**Request:** Records follow. Select each line holding "this".
START Extracted material
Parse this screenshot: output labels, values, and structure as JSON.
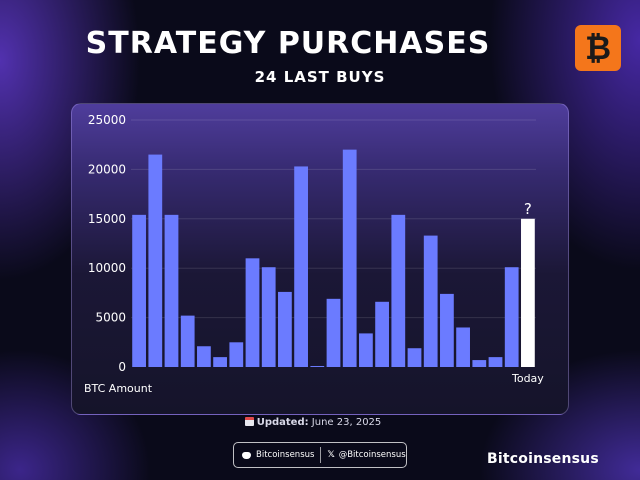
{
  "header": {
    "title": "STRATEGY PURCHASES",
    "subtitle": "24 LAST BUYS",
    "logo_glyph": "₿",
    "logo_color": "#f4761b"
  },
  "chart_data": {
    "type": "bar",
    "title": "STRATEGY PURCHASES",
    "subtitle": "24 LAST BUYS",
    "xlabel": "BTC Amount",
    "ylabel": "",
    "ylim": [
      0,
      25000
    ],
    "yticks": [
      0,
      5000,
      10000,
      15000,
      20000,
      25000
    ],
    "grid": true,
    "values": [
      15400,
      21500,
      15400,
      5200,
      2100,
      1000,
      2500,
      11000,
      10100,
      7600,
      20300,
      100,
      6900,
      22000,
      3400,
      6600,
      15400,
      1900,
      13300,
      7400,
      4000,
      700,
      1000,
      10100,
      15000
    ],
    "bar_color": "#6b7bff",
    "last_label": "Today",
    "last_annotation": "?",
    "last_color": "#ffffff"
  },
  "footer": {
    "updated_label": "Updated:",
    "updated_date": "June 23, 2025",
    "discord_handle": "Bitcoinsensus",
    "x_handle": "@Bitcoinsensus",
    "x_glyph": "𝕏",
    "brand": "Bitcoinsensus"
  }
}
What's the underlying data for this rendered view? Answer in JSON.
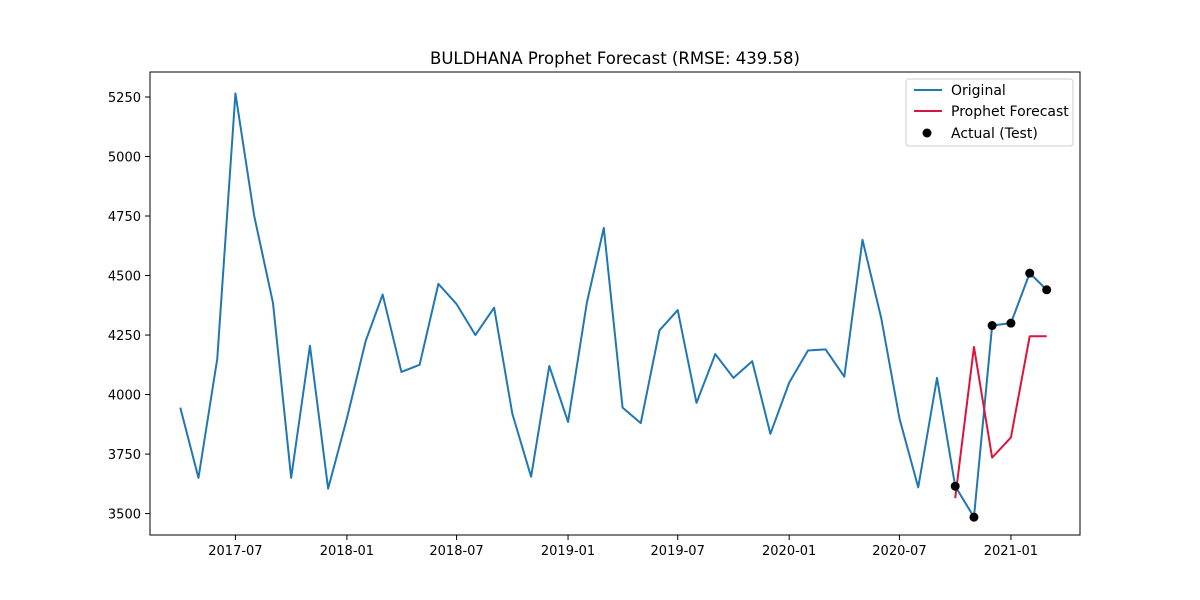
{
  "chart_data": {
    "type": "line",
    "title": "BULDHANA Prophet Forecast (RMSE: 439.58)",
    "xlabel": "",
    "ylabel": "",
    "grid": false,
    "legend_position": "top-right",
    "xlim": [
      "2017-02-10",
      "2021-04-25"
    ],
    "ylim": [
      3410,
      5355
    ],
    "x_ticks": [
      "2017-07",
      "2018-01",
      "2018-07",
      "2019-01",
      "2019-07",
      "2020-01",
      "2020-07",
      "2021-01"
    ],
    "y_ticks": [
      3500,
      3750,
      4000,
      4250,
      4500,
      4750,
      5000,
      5250
    ],
    "colors": {
      "Original": "#1f77b4",
      "Prophet Forecast": "#dc143c",
      "Actual (Test)": "#000000"
    },
    "series": [
      {
        "name": "Original",
        "style": "line",
        "x": [
          "2017-04-01",
          "2017-05-01",
          "2017-06-01",
          "2017-07-01",
          "2017-08-01",
          "2017-09-01",
          "2017-10-01",
          "2017-11-01",
          "2017-12-01",
          "2018-01-01",
          "2018-02-01",
          "2018-03-01",
          "2018-04-01",
          "2018-05-01",
          "2018-06-01",
          "2018-07-01",
          "2018-08-01",
          "2018-09-01",
          "2018-10-01",
          "2018-11-01",
          "2018-12-01",
          "2019-01-01",
          "2019-02-01",
          "2019-03-01",
          "2019-04-01",
          "2019-05-01",
          "2019-06-01",
          "2019-07-01",
          "2019-08-01",
          "2019-09-01",
          "2019-10-01",
          "2019-11-01",
          "2019-12-01",
          "2020-01-01",
          "2020-02-01",
          "2020-03-01",
          "2020-04-01",
          "2020-05-01",
          "2020-06-01",
          "2020-07-01",
          "2020-08-01",
          "2020-09-01",
          "2020-10-01",
          "2020-11-01",
          "2020-12-01",
          "2021-01-01",
          "2021-02-01",
          "2021-03-01"
        ],
        "y": [
          3945,
          3650,
          4150,
          5265,
          4750,
          4385,
          3650,
          4205,
          3605,
          3900,
          4225,
          4420,
          4095,
          4125,
          4465,
          4380,
          4250,
          4365,
          3920,
          3655,
          4120,
          3885,
          4385,
          4700,
          3945,
          3880,
          4270,
          4355,
          3965,
          4170,
          4070,
          4140,
          3835,
          4050,
          4185,
          4190,
          4075,
          4650,
          4320,
          3900,
          3610,
          4070,
          3615,
          3485,
          4290,
          4300,
          4510,
          4440
        ]
      },
      {
        "name": "Prophet Forecast",
        "style": "line",
        "x": [
          "2020-10-01",
          "2020-11-01",
          "2020-12-01",
          "2021-01-01",
          "2021-02-01",
          "2021-03-01"
        ],
        "y": [
          3565,
          4200,
          3735,
          3820,
          4245,
          4245
        ]
      },
      {
        "name": "Actual (Test)",
        "style": "scatter",
        "x": [
          "2020-10-01",
          "2020-11-01",
          "2020-12-01",
          "2021-01-01",
          "2021-02-01",
          "2021-03-01"
        ],
        "y": [
          3615,
          3485,
          4290,
          4300,
          4510,
          4440
        ]
      }
    ]
  }
}
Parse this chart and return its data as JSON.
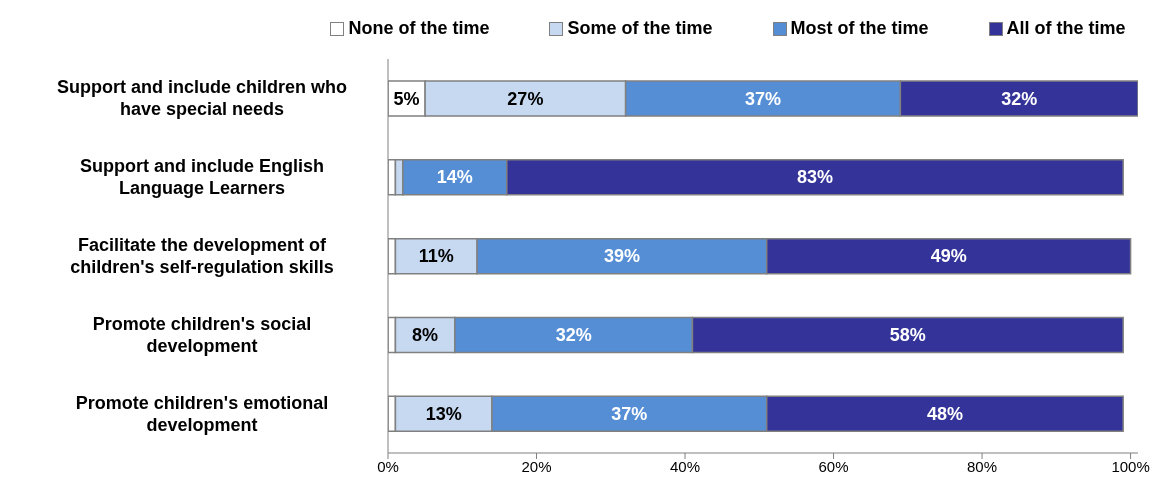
{
  "chart_data": {
    "type": "bar",
    "orientation": "horizontal",
    "stacked": true,
    "categories": [
      "Support and include children who have special needs",
      "Support and include English Language Learners",
      "Facilitate the development of children's self-regulation skills",
      "Promote children's social development",
      "Promote children's emotional development"
    ],
    "series": [
      {
        "name": "None of the time",
        "color": "#ffffff",
        "values": [
          5,
          1,
          1,
          1,
          1
        ],
        "value_labels": [
          "5%",
          null,
          null,
          null,
          null
        ]
      },
      {
        "name": "Some of the time",
        "color": "#c6d9f1",
        "values": [
          27,
          1,
          11,
          8,
          13
        ],
        "value_labels": [
          "27%",
          null,
          "11%",
          "8%",
          "13%"
        ]
      },
      {
        "name": "Most of the time",
        "color": "#558ed5",
        "values": [
          37,
          14,
          39,
          32,
          37
        ],
        "value_labels": [
          "37%",
          "14%",
          "39%",
          "32%",
          "37%"
        ]
      },
      {
        "name": "All of the time",
        "color": "#333399",
        "values": [
          32,
          83,
          49,
          58,
          48
        ],
        "value_labels": [
          "32%",
          "83%",
          "49%",
          "58%",
          "48%"
        ]
      }
    ],
    "xlim": [
      0,
      101
    ],
    "xticks": [
      {
        "value": 0,
        "label": "0%"
      },
      {
        "value": 20,
        "label": "20%"
      },
      {
        "value": 40,
        "label": "40%"
      },
      {
        "value": 60,
        "label": "60%"
      },
      {
        "value": 80,
        "label": "80%"
      },
      {
        "value": 100,
        "label": "100%"
      }
    ],
    "grid": false,
    "legend": "top"
  }
}
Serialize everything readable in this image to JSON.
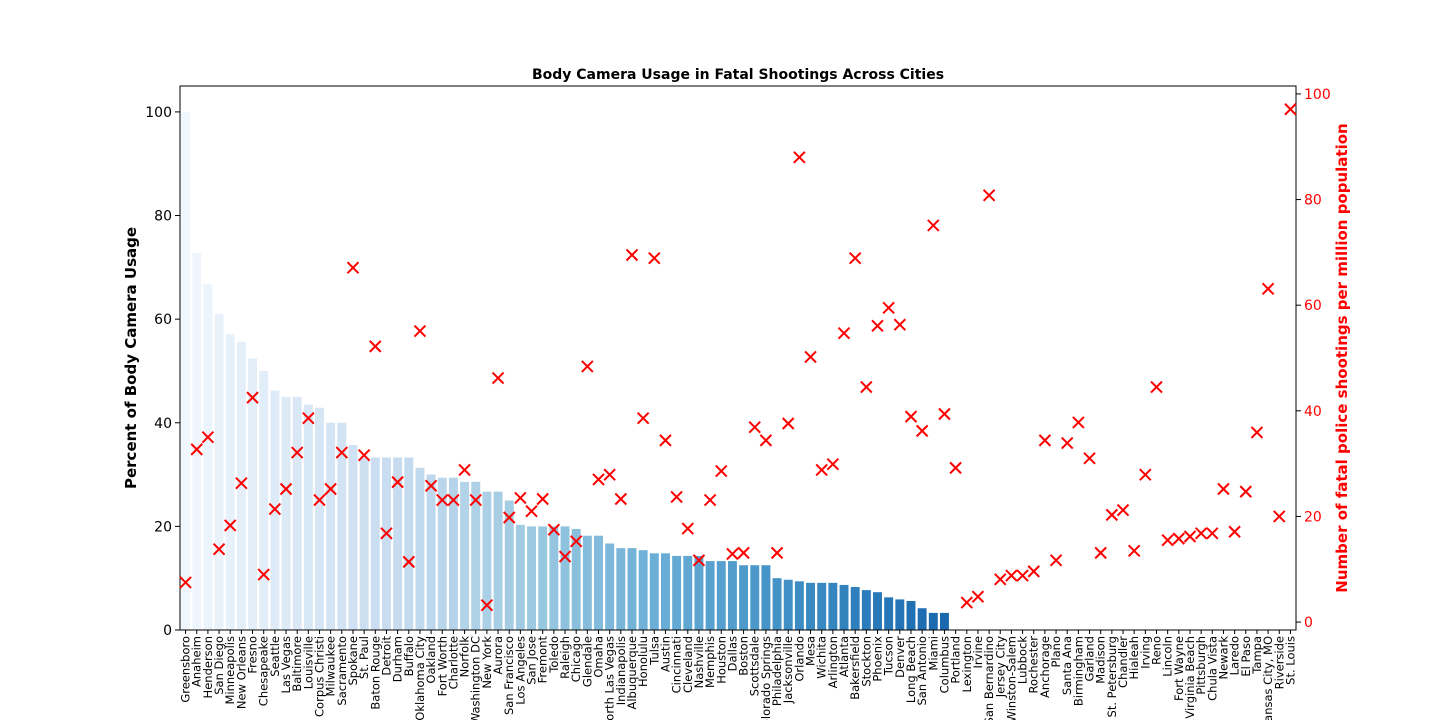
{
  "chart_data": {
    "type": "bar",
    "title": "Body Camera Usage in Fatal Shootings Across Cities",
    "ylabel": "Percent of Body Camera Usage",
    "y2label": "Number of fatal police shootings per million population",
    "ylim": [
      0,
      105
    ],
    "y2lim": [
      -1.5,
      101.5
    ],
    "yticks": [
      0,
      20,
      40,
      60,
      80,
      100
    ],
    "y2ticks": [
      0,
      20,
      40,
      60,
      80,
      100
    ],
    "bar_colormap": "Blues",
    "marker_color": "#ff0000",
    "marker_symbol": "x",
    "categories": [
      "Greensboro",
      "Anaheim",
      "Henderson",
      "San Diego",
      "Minneapolis",
      "New Orleans",
      "Fresno",
      "Chesapeake",
      "Seattle",
      "Las Vegas",
      "Baltimore",
      "Louisville",
      "Corpus Christi",
      "Milwaukee",
      "Sacramento",
      "Spokane",
      "St. Paul",
      "Baton Rouge",
      "Detroit",
      "Durham",
      "Buffalo",
      "Oklahoma City",
      "Oakland",
      "Fort Worth",
      "Charlotte",
      "Norfolk",
      "Washington DC",
      "New York",
      "Aurora",
      "San Francisco",
      "Los Angeles",
      "San Jose",
      "Fremont",
      "Toledo",
      "Raleigh",
      "Chicago",
      "Glendale",
      "Omaha",
      "North Las Vegas",
      "Indianapolis",
      "Albuquerque",
      "Honolulu",
      "Tulsa",
      "Austin",
      "Cincinnati",
      "Cleveland",
      "Nashville",
      "Memphis",
      "Houston",
      "Dallas",
      "Boston",
      "Scottsdale",
      "Colorado Springs",
      "Philadelphia",
      "Jacksonville",
      "Orlando",
      "Mesa",
      "Wichita",
      "Arlington",
      "Atlanta",
      "Bakersfield",
      "Stockton",
      "Phoenix",
      "Tucson",
      "Denver",
      "Long Beach",
      "San Antonio",
      "Miami",
      "Columbus",
      "Portland",
      "Lexington",
      "Irvine",
      "San Bernardino",
      "Jersey City",
      "Winston-Salem",
      "Lubbock",
      "Rochester",
      "Anchorage",
      "Plano",
      "Santa Ana",
      "Birmingham",
      "Garland",
      "Madison",
      "St. Petersburg",
      "Chandler",
      "Hialeah",
      "Irving",
      "Reno",
      "Lincoln",
      "Fort Wayne",
      "Virginia Beach",
      "Pittsburgh",
      "Chula Vista",
      "Newark",
      "Laredo",
      "El Paso",
      "Tampa",
      "Kansas City, MO",
      "Riverside",
      "St. Louis"
    ],
    "series": [
      {
        "name": "Percent of Body Camera Usage",
        "axis": "left",
        "values": [
          100,
          72.7,
          66.7,
          61,
          57.1,
          55.6,
          52.4,
          50,
          46.2,
          45,
          45,
          43.5,
          42.9,
          40,
          40,
          35.7,
          33.3,
          33.3,
          33.3,
          33.3,
          33.3,
          31.3,
          30,
          29.4,
          29.4,
          28.6,
          28.6,
          26.7,
          26.7,
          25,
          20.3,
          20,
          20,
          20,
          20,
          19.5,
          18.2,
          18.2,
          16.7,
          15.8,
          15.8,
          15.4,
          14.8,
          14.8,
          14.3,
          14.3,
          14.3,
          13.3,
          13.3,
          13.3,
          12.5,
          12.5,
          12.5,
          10,
          9.7,
          9.4,
          9.1,
          9.1,
          9.1,
          8.7,
          8.3,
          7.7,
          7.3,
          6.3,
          5.9,
          5.6,
          4.2,
          3.3,
          3.3,
          0,
          0,
          0,
          0,
          0,
          0,
          0,
          0,
          0,
          0,
          0,
          0,
          0,
          0,
          0,
          0,
          0,
          0,
          0,
          0,
          0,
          0,
          0,
          0,
          0,
          0,
          0,
          0,
          0,
          0,
          0
        ]
      },
      {
        "name": "Number of fatal police shootings per million population",
        "axis": "right",
        "values": [
          7.5,
          32.7,
          35,
          13.8,
          18.3,
          26.3,
          42.5,
          9,
          21.4,
          25.2,
          32.1,
          38.6,
          23.1,
          25.2,
          32.1,
          67.1,
          31.6,
          52.2,
          16.8,
          26.5,
          11.4,
          55.1,
          25.8,
          23.1,
          23.1,
          28.8,
          23.1,
          3.2,
          46.2,
          19.8,
          23.5,
          21,
          23.3,
          17.5,
          12.4,
          15.3,
          48.4,
          27,
          27.9,
          23.3,
          69.5,
          38.6,
          68.9,
          34.4,
          23.7,
          17.7,
          11.7,
          23.1,
          28.6,
          12.9,
          13.1,
          36.9,
          34.4,
          13.1,
          37.6,
          88,
          50.2,
          28.8,
          29.9,
          54.7,
          68.9,
          44.5,
          56.1,
          59.5,
          56.3,
          38.9,
          36.2,
          75.1,
          39.4,
          29.2,
          3.7,
          4.8,
          80.8,
          8.1,
          8.8,
          8.8,
          9.6,
          34.4,
          11.7,
          33.9,
          37.8,
          31,
          13.1,
          20.3,
          21.2,
          13.5,
          27.9,
          44.5,
          15.5,
          15.8,
          16.2,
          16.8,
          16.8,
          25.2,
          17.1,
          24.7,
          35.9,
          63.1,
          20,
          97.1
        ]
      }
    ]
  }
}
END Extracted material
**Problem solution:**
Parse this screenshot: output labels, values, and structure as JSON.
What's the underlying data for this rendered view? Answer in JSON.
Parse this chart and return its data as JSON.
Serialize everything readable in this image to JSON.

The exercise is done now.